> **Problem to work on**:
From the entries below, extract every line that includes the word "Suisse".
# start of Data shown
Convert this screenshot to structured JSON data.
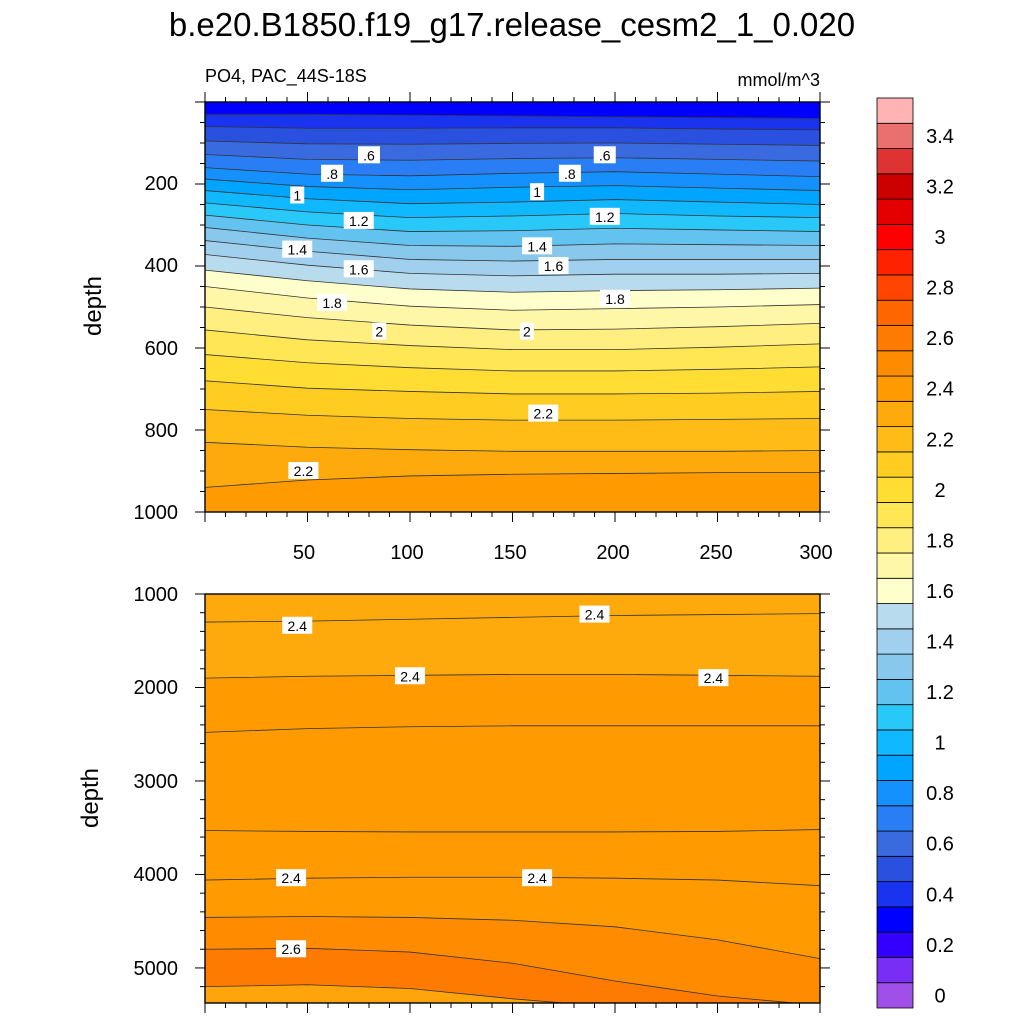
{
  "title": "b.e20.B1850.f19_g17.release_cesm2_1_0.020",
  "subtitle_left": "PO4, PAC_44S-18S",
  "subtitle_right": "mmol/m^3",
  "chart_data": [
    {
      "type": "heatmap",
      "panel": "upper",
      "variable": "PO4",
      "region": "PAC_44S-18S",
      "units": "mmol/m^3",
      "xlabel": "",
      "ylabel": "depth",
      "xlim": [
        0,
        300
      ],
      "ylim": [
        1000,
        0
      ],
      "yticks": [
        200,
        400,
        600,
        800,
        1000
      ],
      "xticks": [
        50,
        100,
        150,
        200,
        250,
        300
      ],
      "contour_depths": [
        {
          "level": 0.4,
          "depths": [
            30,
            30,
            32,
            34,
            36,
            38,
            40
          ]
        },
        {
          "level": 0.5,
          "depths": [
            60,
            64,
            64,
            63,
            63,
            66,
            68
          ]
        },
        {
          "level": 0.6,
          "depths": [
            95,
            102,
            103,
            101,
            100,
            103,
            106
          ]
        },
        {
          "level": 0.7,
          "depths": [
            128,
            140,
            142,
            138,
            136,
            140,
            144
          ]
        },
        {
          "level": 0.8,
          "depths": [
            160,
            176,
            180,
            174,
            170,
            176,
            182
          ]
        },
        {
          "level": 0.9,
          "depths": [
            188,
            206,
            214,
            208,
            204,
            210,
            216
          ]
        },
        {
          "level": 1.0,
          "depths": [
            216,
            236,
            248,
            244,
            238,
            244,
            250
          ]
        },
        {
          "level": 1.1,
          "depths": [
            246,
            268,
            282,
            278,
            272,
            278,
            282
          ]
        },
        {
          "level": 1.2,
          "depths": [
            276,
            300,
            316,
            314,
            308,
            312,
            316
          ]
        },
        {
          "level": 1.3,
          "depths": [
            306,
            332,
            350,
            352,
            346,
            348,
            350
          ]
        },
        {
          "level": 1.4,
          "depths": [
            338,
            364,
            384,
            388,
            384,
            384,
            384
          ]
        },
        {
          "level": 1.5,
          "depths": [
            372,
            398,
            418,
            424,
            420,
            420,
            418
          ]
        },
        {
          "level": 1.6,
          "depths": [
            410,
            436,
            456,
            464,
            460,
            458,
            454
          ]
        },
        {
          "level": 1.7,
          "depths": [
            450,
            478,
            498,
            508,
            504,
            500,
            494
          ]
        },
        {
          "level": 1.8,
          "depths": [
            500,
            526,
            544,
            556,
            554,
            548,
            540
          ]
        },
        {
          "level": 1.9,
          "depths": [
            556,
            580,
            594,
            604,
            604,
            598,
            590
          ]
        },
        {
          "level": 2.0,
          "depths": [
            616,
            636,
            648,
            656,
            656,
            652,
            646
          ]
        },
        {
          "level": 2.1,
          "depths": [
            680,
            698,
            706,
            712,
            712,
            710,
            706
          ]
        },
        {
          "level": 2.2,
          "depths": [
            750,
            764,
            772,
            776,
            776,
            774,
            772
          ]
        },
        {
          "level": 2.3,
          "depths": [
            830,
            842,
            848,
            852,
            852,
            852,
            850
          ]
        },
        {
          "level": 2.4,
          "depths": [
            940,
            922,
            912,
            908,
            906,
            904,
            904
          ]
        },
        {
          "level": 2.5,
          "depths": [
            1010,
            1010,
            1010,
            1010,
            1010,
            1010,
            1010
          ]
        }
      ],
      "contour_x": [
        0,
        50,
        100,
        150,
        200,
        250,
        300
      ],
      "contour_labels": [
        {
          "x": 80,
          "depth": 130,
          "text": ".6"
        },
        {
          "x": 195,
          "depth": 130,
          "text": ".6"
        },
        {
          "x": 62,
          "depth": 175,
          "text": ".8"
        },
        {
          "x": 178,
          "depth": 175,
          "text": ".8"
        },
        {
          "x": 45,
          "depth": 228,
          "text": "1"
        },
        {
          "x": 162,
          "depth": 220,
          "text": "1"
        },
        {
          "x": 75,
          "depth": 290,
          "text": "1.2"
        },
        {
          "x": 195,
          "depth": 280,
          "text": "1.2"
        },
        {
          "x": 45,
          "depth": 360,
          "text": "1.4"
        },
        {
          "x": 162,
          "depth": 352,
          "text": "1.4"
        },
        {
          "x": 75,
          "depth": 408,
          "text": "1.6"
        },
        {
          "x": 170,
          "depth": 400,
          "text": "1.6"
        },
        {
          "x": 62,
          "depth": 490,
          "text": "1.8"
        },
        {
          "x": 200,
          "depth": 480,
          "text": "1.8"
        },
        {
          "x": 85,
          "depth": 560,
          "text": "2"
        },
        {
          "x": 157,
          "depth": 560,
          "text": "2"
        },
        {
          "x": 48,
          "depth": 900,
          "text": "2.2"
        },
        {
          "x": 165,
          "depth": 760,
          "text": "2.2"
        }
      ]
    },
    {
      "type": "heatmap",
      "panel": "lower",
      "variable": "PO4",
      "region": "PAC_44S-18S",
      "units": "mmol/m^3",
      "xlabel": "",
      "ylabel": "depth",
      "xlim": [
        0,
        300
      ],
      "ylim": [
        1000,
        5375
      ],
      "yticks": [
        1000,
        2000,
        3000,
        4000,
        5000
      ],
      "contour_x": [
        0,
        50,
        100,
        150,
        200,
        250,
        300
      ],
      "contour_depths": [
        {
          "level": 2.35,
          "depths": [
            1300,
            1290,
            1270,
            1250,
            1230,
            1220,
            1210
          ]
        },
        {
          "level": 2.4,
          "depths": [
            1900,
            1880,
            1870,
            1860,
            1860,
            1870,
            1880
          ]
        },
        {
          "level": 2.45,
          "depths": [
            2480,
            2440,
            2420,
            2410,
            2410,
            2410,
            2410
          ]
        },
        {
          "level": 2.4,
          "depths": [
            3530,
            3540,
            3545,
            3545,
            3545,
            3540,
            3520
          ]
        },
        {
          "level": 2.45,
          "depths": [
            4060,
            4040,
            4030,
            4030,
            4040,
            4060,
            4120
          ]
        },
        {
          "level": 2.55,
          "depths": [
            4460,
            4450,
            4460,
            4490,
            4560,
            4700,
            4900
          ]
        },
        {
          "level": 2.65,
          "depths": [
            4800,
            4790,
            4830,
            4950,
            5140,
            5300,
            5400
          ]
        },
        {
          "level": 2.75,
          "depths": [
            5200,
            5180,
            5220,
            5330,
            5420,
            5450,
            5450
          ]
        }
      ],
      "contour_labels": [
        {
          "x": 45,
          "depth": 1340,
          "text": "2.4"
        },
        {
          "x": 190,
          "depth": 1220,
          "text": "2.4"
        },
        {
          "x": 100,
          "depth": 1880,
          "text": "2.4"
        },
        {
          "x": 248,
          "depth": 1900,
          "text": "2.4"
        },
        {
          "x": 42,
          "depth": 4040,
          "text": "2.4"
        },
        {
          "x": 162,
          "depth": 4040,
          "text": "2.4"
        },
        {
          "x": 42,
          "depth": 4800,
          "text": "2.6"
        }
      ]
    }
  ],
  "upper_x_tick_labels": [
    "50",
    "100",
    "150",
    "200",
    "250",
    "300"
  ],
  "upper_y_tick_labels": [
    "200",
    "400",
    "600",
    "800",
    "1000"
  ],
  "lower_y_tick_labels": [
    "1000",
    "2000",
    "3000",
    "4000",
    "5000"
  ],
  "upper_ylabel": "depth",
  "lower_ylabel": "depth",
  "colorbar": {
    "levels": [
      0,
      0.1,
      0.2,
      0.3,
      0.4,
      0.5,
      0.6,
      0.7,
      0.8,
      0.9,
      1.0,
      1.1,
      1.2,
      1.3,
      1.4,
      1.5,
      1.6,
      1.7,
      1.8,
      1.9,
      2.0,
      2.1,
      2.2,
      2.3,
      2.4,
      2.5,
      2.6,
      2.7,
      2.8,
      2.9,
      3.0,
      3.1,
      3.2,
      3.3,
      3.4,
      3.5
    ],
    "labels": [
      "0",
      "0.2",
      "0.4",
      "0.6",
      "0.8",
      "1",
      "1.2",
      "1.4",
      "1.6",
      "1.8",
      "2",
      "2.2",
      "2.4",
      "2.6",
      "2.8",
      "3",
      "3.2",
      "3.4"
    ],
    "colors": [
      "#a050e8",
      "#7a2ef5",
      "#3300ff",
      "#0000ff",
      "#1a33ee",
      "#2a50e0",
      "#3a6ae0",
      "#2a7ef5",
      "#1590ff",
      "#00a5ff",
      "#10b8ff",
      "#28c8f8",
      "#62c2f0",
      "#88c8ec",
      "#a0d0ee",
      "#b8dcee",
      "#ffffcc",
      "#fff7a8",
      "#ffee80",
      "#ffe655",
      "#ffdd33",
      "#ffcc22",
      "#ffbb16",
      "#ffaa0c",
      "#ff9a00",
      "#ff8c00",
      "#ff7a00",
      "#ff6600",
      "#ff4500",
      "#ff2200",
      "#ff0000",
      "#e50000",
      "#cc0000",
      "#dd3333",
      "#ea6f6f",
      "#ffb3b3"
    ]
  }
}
# end of Data shown
# start of Data shown
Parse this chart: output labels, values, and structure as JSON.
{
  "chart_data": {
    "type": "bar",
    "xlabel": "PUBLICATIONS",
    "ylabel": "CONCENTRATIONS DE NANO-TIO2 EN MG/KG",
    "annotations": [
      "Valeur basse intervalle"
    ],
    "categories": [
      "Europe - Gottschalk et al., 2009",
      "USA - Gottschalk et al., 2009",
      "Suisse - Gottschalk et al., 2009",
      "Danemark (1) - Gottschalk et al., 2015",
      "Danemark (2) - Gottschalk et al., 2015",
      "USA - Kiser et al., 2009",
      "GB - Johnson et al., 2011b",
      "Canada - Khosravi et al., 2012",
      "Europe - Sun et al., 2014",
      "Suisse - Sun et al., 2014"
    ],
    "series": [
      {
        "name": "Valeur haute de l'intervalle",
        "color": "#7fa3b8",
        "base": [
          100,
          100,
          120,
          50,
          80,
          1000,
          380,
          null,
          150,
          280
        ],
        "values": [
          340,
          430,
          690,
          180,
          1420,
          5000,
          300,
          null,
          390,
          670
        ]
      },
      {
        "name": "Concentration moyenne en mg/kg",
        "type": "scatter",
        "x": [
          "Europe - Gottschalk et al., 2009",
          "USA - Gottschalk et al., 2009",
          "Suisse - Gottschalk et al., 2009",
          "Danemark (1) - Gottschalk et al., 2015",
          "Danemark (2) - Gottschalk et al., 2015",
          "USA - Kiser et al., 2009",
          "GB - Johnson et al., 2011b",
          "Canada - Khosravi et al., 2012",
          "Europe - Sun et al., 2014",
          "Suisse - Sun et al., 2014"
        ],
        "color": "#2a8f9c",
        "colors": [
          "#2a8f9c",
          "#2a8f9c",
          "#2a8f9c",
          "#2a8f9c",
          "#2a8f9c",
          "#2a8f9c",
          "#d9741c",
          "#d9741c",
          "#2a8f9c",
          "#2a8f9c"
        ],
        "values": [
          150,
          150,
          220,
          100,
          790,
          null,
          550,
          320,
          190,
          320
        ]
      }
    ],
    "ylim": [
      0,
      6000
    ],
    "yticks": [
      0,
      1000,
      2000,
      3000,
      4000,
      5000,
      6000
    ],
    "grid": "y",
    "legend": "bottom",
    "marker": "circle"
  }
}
# end of Data shown
> **The completed task**:
      "Suisse - Gottschalk et al., 2009",
      "Suisse - Sun et al., 2014"
          "Suisse - Gottschalk et al., 2009",
          "Suisse - Sun et al., 2014"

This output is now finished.